(Given problem)
Write out each line in which the string "konsumentów" is present.

(Rows)
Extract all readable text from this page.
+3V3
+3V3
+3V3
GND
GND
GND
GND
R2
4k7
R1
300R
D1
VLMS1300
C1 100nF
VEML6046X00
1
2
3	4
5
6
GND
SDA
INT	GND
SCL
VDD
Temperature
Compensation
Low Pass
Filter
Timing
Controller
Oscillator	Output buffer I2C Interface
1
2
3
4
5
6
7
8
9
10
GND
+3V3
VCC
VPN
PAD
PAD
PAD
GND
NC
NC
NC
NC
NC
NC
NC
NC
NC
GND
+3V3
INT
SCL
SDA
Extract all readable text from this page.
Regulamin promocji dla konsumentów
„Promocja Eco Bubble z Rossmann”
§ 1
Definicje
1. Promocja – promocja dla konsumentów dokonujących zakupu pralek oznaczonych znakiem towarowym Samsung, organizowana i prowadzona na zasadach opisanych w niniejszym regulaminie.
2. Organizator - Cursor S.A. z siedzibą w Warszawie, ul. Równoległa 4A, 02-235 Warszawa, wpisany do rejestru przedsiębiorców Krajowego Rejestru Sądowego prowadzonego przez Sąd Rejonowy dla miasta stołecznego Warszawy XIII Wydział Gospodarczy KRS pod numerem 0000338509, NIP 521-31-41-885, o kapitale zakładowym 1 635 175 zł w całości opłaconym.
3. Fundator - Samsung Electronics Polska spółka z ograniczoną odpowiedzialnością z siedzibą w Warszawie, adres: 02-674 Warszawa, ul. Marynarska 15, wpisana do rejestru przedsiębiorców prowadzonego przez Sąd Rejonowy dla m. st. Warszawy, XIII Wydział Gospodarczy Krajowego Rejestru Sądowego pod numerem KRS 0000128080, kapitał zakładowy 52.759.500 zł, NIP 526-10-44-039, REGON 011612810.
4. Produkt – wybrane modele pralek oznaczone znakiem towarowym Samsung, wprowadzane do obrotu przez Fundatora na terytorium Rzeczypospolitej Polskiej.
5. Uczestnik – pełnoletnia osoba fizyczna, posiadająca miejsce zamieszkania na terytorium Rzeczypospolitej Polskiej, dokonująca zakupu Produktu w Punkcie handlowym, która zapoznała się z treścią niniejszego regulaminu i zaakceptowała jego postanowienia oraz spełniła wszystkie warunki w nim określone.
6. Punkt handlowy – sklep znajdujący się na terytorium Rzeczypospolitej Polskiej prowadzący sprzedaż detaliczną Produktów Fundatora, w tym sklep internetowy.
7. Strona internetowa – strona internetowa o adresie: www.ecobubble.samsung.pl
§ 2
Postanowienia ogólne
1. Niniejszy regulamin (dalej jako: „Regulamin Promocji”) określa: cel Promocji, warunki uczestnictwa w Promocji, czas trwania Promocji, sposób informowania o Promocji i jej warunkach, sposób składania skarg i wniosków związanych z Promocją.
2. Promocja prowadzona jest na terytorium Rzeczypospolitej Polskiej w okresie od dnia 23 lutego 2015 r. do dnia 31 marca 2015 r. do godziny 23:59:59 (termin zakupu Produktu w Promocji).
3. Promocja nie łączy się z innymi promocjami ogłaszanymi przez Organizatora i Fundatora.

* * *

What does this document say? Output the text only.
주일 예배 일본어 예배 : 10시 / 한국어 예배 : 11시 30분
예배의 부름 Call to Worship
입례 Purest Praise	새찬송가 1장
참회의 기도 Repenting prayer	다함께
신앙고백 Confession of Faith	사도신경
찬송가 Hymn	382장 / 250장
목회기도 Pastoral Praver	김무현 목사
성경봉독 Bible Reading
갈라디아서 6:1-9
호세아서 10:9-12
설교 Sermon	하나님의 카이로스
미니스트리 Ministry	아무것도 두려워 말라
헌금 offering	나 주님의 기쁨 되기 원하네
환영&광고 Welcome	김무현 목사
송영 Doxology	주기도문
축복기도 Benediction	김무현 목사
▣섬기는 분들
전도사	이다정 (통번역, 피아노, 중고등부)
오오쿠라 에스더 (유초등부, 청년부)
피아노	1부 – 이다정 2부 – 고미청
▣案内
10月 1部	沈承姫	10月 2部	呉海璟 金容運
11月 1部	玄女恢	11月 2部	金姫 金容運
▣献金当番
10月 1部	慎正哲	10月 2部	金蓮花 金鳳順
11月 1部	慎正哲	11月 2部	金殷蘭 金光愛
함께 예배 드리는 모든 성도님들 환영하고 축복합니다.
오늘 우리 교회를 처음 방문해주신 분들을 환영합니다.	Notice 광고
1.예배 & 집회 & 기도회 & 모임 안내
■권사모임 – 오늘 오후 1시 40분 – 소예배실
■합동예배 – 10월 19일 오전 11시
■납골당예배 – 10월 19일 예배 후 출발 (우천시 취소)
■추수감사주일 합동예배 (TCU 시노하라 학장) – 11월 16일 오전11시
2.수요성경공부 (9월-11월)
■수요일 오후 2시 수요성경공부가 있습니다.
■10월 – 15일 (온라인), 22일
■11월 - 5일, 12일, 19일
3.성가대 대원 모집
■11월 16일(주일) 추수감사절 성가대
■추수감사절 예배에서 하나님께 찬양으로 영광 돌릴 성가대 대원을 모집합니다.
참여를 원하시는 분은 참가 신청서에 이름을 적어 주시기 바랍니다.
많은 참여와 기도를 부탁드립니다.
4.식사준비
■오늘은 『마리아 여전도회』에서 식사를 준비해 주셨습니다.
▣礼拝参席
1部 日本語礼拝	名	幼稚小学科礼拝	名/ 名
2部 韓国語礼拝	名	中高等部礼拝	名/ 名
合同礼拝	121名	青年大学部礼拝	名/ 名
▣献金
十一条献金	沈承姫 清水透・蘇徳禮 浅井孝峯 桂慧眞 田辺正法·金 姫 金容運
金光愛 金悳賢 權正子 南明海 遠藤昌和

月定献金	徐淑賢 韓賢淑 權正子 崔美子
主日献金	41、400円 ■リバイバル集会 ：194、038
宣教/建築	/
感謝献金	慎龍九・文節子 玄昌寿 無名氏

* * *

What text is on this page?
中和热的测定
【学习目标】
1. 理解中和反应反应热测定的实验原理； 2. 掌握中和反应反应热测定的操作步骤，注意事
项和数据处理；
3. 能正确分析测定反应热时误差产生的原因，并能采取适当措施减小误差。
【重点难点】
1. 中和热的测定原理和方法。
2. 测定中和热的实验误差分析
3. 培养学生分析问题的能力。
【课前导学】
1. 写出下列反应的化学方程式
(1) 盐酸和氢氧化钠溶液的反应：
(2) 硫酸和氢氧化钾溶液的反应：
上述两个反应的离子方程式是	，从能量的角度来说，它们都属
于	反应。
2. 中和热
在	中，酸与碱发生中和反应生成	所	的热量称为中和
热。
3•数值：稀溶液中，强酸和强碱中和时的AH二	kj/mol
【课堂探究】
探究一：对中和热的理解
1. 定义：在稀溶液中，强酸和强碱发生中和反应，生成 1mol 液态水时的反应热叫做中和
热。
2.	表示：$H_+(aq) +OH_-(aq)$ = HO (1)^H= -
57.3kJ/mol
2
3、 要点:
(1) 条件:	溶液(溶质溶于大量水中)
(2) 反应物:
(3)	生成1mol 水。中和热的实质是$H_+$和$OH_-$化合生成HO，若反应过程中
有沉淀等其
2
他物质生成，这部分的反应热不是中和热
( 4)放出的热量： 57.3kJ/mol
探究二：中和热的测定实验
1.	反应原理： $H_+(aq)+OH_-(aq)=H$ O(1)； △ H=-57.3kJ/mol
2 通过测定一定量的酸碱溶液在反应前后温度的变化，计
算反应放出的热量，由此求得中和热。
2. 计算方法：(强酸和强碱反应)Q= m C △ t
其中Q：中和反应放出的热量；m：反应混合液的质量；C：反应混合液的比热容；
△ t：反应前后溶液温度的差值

(Answer for the task)
Regulamin promocji dla konsumentów
1. Promocja – promocja dla konsumentów dokonujących zakupu pralek oznaczonych znakiem towarowym Samsung, organizowana i prowadzona na zasadach opisanych w niniejszym regulaminie.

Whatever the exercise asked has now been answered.